Problem description:
Collect the lines of the entries where "Placebo" shows up.

Given records:
——

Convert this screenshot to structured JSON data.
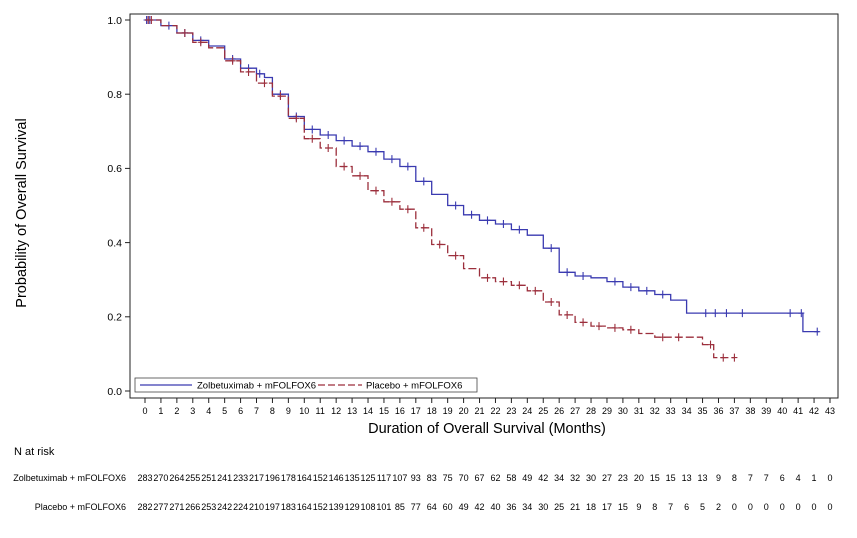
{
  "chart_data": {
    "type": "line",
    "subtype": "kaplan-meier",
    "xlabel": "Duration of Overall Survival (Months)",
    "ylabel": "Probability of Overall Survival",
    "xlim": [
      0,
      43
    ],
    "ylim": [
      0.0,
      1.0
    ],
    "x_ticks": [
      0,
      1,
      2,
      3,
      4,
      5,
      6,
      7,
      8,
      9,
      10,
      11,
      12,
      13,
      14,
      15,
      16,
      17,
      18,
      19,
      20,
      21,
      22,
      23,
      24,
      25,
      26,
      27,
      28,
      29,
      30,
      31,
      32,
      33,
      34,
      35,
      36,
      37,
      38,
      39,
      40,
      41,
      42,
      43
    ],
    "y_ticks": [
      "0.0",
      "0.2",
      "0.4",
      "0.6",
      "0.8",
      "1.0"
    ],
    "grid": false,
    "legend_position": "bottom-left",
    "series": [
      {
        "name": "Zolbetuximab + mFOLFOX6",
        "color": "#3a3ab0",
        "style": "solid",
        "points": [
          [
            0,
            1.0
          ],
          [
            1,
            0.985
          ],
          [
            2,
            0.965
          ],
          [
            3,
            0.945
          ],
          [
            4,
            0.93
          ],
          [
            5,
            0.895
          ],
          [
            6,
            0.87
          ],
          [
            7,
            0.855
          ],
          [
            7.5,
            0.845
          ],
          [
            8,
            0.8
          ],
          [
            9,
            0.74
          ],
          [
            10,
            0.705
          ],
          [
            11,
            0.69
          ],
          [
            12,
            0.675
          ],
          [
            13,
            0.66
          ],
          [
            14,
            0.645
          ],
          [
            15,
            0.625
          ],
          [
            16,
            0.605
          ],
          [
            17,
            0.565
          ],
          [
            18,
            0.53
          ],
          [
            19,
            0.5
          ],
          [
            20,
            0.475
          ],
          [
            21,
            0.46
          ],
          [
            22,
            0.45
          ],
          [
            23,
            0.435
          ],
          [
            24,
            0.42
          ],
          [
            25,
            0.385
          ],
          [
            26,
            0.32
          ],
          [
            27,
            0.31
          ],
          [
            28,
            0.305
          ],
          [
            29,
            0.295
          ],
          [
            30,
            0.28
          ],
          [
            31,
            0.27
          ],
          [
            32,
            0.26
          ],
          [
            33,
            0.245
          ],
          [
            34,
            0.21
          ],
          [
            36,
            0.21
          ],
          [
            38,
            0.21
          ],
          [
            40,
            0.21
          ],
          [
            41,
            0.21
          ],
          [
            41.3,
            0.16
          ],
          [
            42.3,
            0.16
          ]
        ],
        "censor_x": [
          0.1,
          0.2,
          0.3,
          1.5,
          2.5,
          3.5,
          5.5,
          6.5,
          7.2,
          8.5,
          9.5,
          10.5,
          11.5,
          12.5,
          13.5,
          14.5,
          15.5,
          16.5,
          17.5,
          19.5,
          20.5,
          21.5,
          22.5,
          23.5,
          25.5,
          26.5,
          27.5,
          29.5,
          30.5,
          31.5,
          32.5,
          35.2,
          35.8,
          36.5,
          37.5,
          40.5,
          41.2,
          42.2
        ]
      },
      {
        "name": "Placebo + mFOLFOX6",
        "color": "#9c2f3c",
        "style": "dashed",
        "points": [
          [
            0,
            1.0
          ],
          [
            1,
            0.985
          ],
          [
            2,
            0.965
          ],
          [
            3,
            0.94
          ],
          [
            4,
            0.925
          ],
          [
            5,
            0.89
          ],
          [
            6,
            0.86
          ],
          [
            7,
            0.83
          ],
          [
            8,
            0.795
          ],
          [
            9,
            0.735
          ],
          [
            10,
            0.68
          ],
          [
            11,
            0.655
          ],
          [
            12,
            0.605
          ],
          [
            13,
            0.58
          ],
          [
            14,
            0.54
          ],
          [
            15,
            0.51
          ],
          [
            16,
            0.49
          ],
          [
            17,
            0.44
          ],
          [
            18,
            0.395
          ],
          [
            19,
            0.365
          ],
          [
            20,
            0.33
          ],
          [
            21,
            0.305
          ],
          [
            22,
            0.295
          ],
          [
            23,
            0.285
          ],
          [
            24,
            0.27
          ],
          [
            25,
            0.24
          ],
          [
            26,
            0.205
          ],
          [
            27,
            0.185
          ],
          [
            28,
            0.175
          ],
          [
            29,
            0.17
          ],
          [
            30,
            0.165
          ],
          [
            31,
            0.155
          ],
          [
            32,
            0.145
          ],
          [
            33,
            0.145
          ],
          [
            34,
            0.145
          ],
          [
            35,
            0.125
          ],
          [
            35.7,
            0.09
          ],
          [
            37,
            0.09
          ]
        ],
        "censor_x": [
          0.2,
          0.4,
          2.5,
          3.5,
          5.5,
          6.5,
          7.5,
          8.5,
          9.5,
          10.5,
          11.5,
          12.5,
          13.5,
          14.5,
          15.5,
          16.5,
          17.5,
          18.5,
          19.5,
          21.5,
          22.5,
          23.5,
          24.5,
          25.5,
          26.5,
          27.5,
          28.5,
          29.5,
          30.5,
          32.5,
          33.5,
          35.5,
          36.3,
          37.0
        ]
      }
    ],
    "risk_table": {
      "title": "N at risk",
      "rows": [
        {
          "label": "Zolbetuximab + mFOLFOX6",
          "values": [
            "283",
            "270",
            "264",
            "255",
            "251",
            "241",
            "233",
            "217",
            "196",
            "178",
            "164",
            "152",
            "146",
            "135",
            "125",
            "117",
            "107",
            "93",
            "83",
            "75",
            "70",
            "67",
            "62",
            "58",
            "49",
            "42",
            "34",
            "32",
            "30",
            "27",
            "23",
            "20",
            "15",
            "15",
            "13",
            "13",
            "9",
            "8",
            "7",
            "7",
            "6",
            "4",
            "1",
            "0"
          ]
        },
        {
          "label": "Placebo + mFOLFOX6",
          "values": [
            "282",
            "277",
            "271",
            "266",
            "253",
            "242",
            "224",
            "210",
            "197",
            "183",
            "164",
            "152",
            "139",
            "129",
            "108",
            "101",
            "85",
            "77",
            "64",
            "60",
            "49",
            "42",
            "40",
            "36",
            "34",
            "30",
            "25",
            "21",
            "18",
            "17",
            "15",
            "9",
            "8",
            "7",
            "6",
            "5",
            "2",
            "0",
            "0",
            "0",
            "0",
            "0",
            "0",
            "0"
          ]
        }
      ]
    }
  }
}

——

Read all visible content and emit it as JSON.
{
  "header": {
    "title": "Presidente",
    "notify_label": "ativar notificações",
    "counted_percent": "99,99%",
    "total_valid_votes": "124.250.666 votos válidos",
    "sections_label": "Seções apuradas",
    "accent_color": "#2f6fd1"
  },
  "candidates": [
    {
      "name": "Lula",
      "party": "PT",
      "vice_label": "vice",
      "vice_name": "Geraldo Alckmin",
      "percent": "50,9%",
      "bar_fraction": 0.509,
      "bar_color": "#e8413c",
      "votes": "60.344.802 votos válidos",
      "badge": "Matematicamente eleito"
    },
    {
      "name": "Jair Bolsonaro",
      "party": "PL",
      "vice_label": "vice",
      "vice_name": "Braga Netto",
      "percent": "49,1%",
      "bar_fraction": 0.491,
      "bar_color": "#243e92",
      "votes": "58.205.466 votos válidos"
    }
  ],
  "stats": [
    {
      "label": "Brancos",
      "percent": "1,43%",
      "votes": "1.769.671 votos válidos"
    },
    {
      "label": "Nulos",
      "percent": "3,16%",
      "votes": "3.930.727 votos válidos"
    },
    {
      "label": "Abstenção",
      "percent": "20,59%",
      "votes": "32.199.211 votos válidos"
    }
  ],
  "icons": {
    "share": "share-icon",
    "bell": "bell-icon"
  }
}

——

Result of the exercise:
        "name": "Placebo + mFOLFOX6",
          "label": "Placebo + mFOLFOX6",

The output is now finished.